### Work to do
Copy all of the material exactly. Pictures are not to appear in the copy.
━━━━━━━━━━━━━━━━
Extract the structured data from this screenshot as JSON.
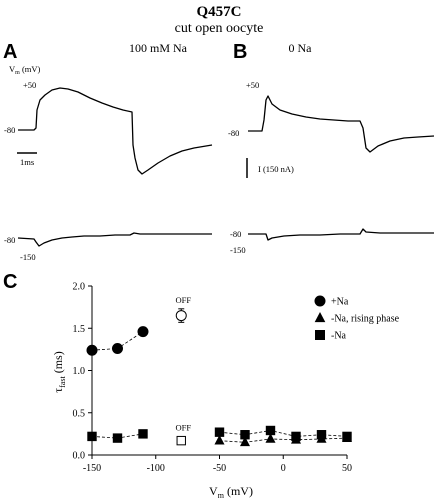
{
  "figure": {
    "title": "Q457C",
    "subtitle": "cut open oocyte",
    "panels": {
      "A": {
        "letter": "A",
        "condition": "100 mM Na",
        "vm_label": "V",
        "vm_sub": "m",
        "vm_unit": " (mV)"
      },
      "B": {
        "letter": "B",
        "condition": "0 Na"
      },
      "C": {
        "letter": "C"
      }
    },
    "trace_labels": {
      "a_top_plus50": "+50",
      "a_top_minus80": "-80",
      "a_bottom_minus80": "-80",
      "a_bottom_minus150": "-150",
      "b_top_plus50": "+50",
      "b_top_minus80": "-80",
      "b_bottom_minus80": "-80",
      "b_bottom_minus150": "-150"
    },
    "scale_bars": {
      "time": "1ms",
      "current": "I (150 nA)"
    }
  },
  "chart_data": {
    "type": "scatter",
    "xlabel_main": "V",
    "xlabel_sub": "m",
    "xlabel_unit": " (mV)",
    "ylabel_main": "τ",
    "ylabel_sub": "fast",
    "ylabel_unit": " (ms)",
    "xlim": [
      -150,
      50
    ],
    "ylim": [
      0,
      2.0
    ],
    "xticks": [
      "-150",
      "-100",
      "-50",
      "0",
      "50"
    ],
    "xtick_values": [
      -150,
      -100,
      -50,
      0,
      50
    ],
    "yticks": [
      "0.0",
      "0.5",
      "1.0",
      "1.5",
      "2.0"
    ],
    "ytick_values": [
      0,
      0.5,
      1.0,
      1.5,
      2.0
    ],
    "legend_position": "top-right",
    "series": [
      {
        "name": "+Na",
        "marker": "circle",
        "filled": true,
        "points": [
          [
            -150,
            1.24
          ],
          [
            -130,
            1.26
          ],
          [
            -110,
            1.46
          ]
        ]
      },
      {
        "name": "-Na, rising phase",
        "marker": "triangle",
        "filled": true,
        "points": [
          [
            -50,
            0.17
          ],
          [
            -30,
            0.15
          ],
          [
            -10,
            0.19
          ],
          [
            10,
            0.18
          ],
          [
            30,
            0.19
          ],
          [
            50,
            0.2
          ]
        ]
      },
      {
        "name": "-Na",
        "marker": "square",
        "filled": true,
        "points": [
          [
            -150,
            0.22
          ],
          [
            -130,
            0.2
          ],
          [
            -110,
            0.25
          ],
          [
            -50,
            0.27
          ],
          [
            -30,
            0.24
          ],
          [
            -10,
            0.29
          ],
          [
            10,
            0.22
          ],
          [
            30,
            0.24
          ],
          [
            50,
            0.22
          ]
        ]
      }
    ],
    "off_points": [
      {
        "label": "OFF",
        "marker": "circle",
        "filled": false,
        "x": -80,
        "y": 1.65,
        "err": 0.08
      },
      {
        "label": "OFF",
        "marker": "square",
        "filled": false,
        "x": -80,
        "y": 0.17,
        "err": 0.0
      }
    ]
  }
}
━━━━━━━━━━━━━━━━
### Output
Extract the structured data from this screenshot as JSON.
{
  "figure": {
    "title": "Q457C",
    "subtitle": "cut open oocyte",
    "panels": {
      "A": {
        "letter": "A",
        "condition": "100 mM Na",
        "vm_label": "V",
        "vm_sub": "m",
        "vm_unit": " (mV)"
      },
      "B": {
        "letter": "B",
        "condition": "0 Na"
      },
      "C": {
        "letter": "C"
      }
    },
    "trace_labels": {
      "a_top_plus50": "+50",
      "a_top_minus80": "-80",
      "a_bottom_minus80": "-80",
      "a_bottom_minus150": "-150",
      "b_top_plus50": "+50",
      "b_top_minus80": "-80",
      "b_bottom_minus80": "-80",
      "b_bottom_minus150": "-150"
    },
    "scale_bars": {
      "time": "1ms",
      "current": "I (150 nA)"
    }
  },
  "chart_data": {
    "type": "scatter",
    "xlabel_main": "V",
    "xlabel_sub": "m",
    "xlabel_unit": " (mV)",
    "ylabel_main": "τ",
    "ylabel_sub": "fast",
    "ylabel_unit": " (ms)",
    "xlim": [
      -150,
      50
    ],
    "ylim": [
      0,
      2.0
    ],
    "xticks": [
      "-150",
      "-100",
      "-50",
      "0",
      "50"
    ],
    "xtick_values": [
      -150,
      -100,
      -50,
      0,
      50
    ],
    "yticks": [
      "0.0",
      "0.5",
      "1.0",
      "1.5",
      "2.0"
    ],
    "ytick_values": [
      0,
      0.5,
      1.0,
      1.5,
      2.0
    ],
    "legend_position": "top-right",
    "series": [
      {
        "name": "+Na",
        "marker": "circle",
        "filled": true,
        "points": [
          [
            -150,
            1.24
          ],
          [
            -130,
            1.26
          ],
          [
            -110,
            1.46
          ]
        ]
      },
      {
        "name": "-Na, rising phase",
        "marker": "triangle",
        "filled": true,
        "points": [
          [
            -50,
            0.17
          ],
          [
            -30,
            0.15
          ],
          [
            -10,
            0.19
          ],
          [
            10,
            0.18
          ],
          [
            30,
            0.19
          ],
          [
            50,
            0.2
          ]
        ]
      },
      {
        "name": "-Na",
        "marker": "square",
        "filled": true,
        "points": [
          [
            -150,
            0.22
          ],
          [
            -130,
            0.2
          ],
          [
            -110,
            0.25
          ],
          [
            -50,
            0.27
          ],
          [
            -30,
            0.24
          ],
          [
            -10,
            0.29
          ],
          [
            10,
            0.22
          ],
          [
            30,
            0.24
          ],
          [
            50,
            0.22
          ]
        ]
      }
    ],
    "off_points": [
      {
        "label": "OFF",
        "marker": "circle",
        "filled": false,
        "x": -80,
        "y": 1.65,
        "err": 0.08
      },
      {
        "label": "OFF",
        "marker": "square",
        "filled": false,
        "x": -80,
        "y": 0.17,
        "err": 0.0
      }
    ]
  }
}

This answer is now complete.